**Data listing**:
★ ★ ★

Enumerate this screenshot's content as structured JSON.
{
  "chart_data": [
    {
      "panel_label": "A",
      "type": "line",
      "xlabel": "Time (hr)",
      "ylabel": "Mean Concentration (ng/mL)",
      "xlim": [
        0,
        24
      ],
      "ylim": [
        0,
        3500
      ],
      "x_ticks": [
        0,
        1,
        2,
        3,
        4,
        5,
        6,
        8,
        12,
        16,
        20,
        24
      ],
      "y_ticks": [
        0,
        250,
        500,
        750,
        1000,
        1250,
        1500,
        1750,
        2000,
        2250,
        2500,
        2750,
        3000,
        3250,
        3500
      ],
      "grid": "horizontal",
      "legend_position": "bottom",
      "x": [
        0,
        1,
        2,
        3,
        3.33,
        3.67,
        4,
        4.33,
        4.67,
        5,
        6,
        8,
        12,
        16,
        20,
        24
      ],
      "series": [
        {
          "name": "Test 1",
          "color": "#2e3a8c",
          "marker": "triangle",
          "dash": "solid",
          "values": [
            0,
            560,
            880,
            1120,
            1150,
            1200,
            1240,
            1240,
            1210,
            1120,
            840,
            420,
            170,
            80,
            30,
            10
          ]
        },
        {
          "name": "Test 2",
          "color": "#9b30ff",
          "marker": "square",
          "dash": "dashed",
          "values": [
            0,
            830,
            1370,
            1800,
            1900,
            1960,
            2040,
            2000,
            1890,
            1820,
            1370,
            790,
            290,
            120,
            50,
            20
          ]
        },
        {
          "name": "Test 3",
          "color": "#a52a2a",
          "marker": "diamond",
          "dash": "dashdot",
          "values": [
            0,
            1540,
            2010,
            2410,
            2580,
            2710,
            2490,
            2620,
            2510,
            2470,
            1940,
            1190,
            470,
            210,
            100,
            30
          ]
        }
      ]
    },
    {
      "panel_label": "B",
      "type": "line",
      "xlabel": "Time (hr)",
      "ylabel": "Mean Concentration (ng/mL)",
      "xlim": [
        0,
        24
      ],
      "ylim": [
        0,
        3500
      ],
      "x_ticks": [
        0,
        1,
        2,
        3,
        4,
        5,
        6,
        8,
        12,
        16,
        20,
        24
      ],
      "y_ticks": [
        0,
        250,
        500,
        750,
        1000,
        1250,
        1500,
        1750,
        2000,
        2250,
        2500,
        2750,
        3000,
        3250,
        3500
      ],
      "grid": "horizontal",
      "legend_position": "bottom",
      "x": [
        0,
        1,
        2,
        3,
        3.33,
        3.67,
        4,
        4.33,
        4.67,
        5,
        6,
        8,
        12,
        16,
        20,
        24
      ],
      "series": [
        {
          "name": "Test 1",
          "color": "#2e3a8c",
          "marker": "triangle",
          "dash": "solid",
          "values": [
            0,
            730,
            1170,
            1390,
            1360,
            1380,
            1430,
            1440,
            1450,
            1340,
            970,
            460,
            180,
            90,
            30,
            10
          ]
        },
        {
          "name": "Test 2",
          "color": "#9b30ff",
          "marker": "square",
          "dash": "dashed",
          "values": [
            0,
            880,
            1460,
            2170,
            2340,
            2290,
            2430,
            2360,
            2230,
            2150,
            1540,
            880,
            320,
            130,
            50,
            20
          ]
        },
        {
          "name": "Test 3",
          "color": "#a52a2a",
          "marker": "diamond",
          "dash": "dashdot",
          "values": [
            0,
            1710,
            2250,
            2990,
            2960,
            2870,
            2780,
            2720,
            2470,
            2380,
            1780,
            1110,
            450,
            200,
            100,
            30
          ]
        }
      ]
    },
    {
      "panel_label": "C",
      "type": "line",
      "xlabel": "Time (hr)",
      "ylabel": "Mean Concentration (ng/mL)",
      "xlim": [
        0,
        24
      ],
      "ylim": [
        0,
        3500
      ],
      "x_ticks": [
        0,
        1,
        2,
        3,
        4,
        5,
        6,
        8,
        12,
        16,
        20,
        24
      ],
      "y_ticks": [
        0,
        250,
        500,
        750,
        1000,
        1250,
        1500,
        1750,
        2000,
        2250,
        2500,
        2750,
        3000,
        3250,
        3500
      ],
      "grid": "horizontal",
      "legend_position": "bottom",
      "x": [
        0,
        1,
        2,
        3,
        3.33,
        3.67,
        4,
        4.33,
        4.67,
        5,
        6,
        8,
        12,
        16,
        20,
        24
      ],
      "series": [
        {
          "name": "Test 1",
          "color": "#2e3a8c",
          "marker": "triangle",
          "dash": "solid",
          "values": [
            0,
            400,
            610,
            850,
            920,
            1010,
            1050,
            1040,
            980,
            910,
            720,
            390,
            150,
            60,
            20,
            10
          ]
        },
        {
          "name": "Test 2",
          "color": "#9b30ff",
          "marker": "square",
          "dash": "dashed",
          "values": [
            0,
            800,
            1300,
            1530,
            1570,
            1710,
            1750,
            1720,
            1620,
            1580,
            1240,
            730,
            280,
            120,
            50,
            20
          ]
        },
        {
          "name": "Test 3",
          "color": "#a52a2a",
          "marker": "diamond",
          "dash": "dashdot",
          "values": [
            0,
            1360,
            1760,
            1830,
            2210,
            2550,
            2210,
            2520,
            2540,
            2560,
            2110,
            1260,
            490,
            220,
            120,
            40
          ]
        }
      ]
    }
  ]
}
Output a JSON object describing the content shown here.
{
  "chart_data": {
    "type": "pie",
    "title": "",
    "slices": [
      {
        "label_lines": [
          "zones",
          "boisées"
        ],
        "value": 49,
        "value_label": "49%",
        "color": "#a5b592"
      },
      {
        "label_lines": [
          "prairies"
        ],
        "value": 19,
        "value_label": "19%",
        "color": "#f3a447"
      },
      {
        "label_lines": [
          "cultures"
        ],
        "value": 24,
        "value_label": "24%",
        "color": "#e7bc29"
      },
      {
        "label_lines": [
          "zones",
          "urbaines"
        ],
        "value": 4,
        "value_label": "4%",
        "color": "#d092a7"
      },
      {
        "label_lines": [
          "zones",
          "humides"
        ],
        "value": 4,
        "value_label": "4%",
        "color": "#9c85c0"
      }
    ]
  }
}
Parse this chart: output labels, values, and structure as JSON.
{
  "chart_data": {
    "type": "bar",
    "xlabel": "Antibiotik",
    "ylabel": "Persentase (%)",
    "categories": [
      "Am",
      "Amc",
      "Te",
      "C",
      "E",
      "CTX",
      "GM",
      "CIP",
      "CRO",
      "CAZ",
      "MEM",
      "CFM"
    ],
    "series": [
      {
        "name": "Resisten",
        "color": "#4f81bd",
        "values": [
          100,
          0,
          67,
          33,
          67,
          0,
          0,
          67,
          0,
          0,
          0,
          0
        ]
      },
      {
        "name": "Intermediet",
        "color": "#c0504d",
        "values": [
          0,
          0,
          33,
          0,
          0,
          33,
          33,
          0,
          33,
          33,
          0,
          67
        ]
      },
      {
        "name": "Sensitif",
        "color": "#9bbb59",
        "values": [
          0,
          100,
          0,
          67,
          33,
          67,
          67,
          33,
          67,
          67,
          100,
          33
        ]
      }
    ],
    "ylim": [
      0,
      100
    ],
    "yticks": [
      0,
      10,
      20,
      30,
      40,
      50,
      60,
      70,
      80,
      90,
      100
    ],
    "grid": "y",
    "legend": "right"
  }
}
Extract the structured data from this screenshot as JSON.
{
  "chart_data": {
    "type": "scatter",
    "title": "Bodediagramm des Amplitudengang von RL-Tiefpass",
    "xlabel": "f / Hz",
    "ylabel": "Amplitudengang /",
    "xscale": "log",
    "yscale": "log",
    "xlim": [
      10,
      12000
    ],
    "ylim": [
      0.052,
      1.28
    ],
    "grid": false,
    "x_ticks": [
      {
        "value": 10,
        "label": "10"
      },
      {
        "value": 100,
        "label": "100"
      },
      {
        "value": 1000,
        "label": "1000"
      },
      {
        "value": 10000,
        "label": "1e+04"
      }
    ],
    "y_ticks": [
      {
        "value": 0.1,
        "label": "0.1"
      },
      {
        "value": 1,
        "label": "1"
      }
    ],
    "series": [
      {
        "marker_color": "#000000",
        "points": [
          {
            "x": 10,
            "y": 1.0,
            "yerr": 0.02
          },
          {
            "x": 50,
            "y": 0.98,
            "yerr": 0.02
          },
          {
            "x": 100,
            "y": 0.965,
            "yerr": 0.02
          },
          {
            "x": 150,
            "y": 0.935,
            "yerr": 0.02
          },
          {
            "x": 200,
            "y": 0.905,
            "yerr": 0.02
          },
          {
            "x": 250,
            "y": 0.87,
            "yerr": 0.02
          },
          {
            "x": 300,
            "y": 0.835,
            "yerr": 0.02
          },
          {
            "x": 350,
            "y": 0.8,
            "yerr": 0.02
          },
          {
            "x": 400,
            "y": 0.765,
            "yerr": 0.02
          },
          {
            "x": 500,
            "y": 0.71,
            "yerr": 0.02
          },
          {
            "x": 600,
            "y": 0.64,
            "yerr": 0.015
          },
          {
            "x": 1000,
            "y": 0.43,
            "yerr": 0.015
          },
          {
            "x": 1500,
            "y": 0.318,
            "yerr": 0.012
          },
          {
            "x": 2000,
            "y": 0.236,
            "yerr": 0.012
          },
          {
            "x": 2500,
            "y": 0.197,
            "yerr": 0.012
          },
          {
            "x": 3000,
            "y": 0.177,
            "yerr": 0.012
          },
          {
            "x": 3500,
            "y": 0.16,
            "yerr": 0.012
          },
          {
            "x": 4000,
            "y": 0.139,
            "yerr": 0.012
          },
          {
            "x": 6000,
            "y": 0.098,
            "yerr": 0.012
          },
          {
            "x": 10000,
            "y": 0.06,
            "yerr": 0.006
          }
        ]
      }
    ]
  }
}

★ ★ ★

**Set task**: Which lines contain the word "Amplitudengang"? Return each of them.

**Exercise result**:
    "title": "Bodediagramm des Amplitudengang von RL-Tiefpass",
    "ylabel": "Amplitudengang /",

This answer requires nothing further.